EXTRACT:
#####

Igniting fusion involves pressing the hearts of atoms together, creating larger nuclei and a fountain of energy. This isn’t easy. The protons inside a nucleus give it a positive charge, and like-charged nuclei electrically repel each other. Physicists must force the atoms to crash together anyway. 

Normally, breaking this limit needs an immense amount of energy, which is why stars, where fusion happens naturally, and Earthbound experiments reach extreme heat. But what if there were another, lower-temperature way?

Scientists had been theorizing such methods since the early 20th century, and they’d found a few tedious, extremely inefficient ways. But in the 1980s, two chemists thought they’d made one method work to great success. 

The duo, Martin Fleischmann and Stanley Pons, had placed the precious metal palladium in a bath of heavy water: a form of H2O whose hydrogen atoms have an extra neutron, a form known as deuterium, commonly used in nuclear science. When Fleischmann and Pons switched on an electrical current through their apparatus and left it running, they began to see abrupt heat spikes, or so they claimed, and particles like neutrons.

Those heat spikes and particles, according to them, could not be explained by any chemical process. What could explain them were the heavy water’s deuterium nuclei fusing, just as they would in a star.

#####

TASKS TO PERFORM:
(1) According to the passage on fusion, what precious metal did Fleischmann and Pons place in a bath of heavy water?
(2) Carry the passage about Fleischmann and Pons's fusion claim forward from its final sentence.

RAW DATA:
#####

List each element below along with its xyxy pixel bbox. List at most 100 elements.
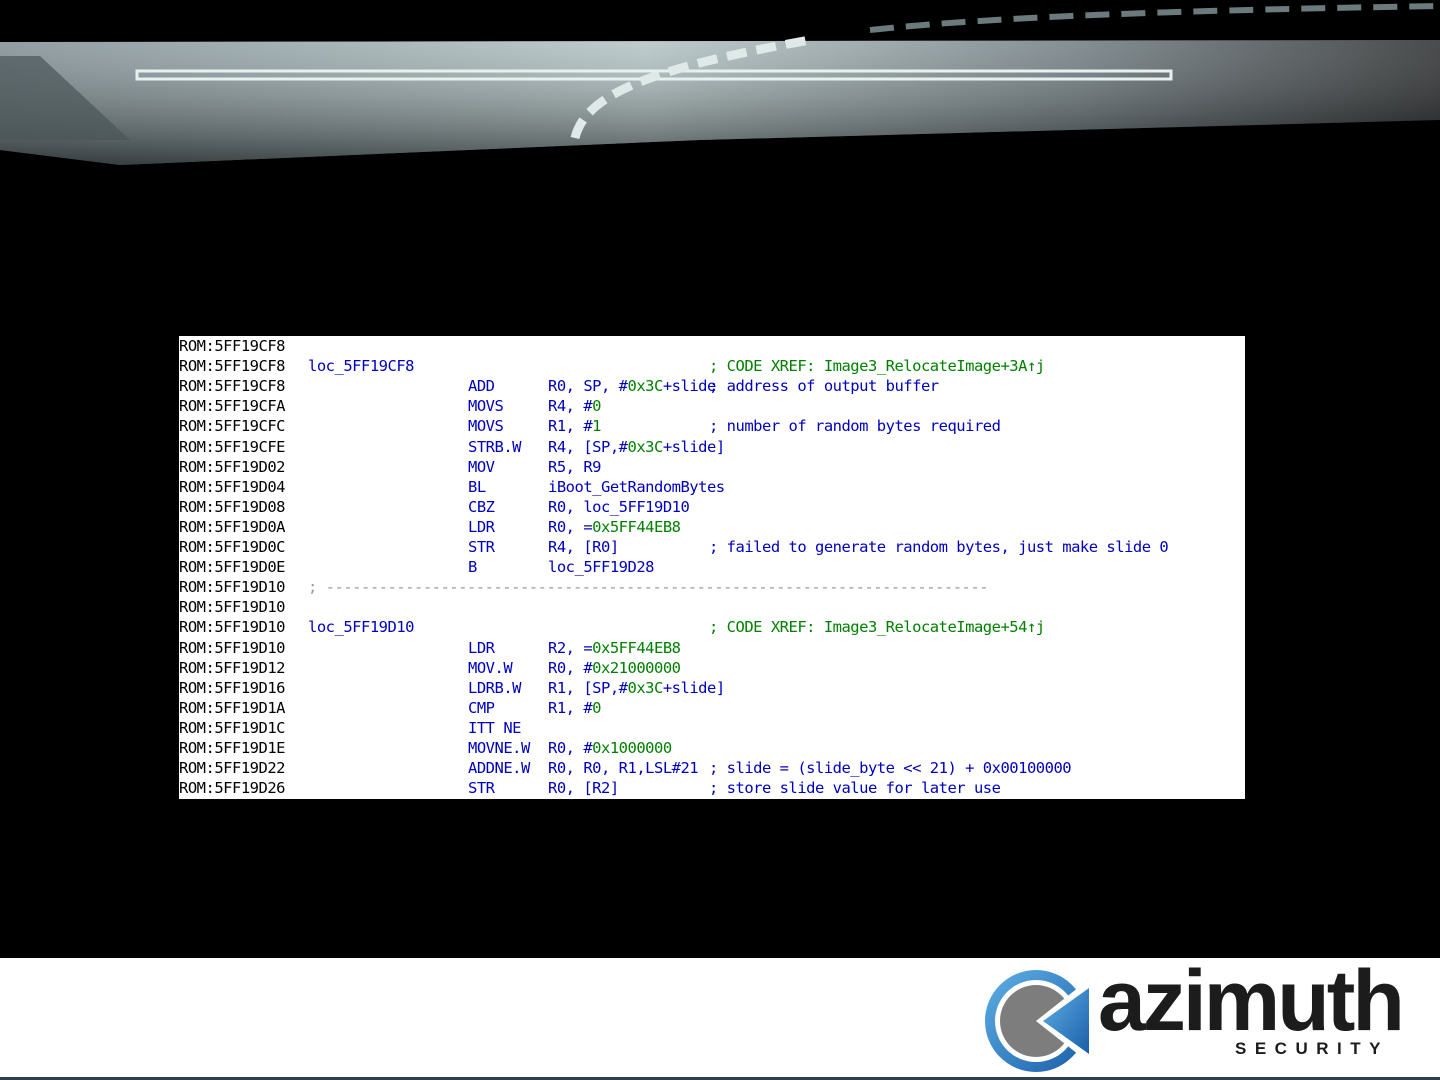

#####

RESULTS OF THE TASKS:
(1) Palladium.

(2)
If Fleischmann and Pons were right, fusion could be achievable at room temperature in a relatively basic chemistry lab. If you think that sounds too good to be true, you’re far from alone. When the pair announced their results in 1989, what followed was one of the most spectacular firestorms in the history of modern science. Scientist after scientist tried to recreate their experiment, and no one could reliably replicate their results.

Pons and Fleischmann are remembered as fraudsters. It likely didn’t help that they were chemists trying to make a mark on a field dominated by physicists. Whatever they had seen, “cold fusion” found itself at respectable science’s margins. 

Still, in the shadows, LENR experiments continued. (Some researchers tried variations on Fleischmann and Pons’ themes. Others, especially in Japan, sought LENR as a means of cleaning up nuclear waste by transforming radioactive isotopes into less dangerous ones.) A few experiments showed oddities such as excess heat or alpha particles—anomalies that might best be explained if atomic nuclei were reacting behind the scenes.

“The LENR field has somehow, miraculously, due to the convictions of all these people involved, has stayed alive and has been chugging along for 30 years,” says Jonah Messinger, an analyst at the Breakthrough Institute think tank and a graduate student at MIT.

Fleischmann and Pons’ fatal flaw—that their results could not be replicated—continues to cast a pall over the field. Even some later experiments that seemed to show success could not be replicated. But this does not deter LENR’s current proponents. “Science has a reproducibility problem all the time,” says Florian Metzler, a nuclear scientist at MIT.

In the absence of a large official push, the private sector had provided much of LENR’s backing. In the late 2010s, for instance, Google poured several million dollars into cold fusion research to limited success. But government funding agencies are now starting to pay attention. The ARPA-E program joins European Union projects, HERMES and CleanHME, which both kicked off in 2020. (Messinger and Metzler are members of an MIT team that will receive ARPA-E grant funds.)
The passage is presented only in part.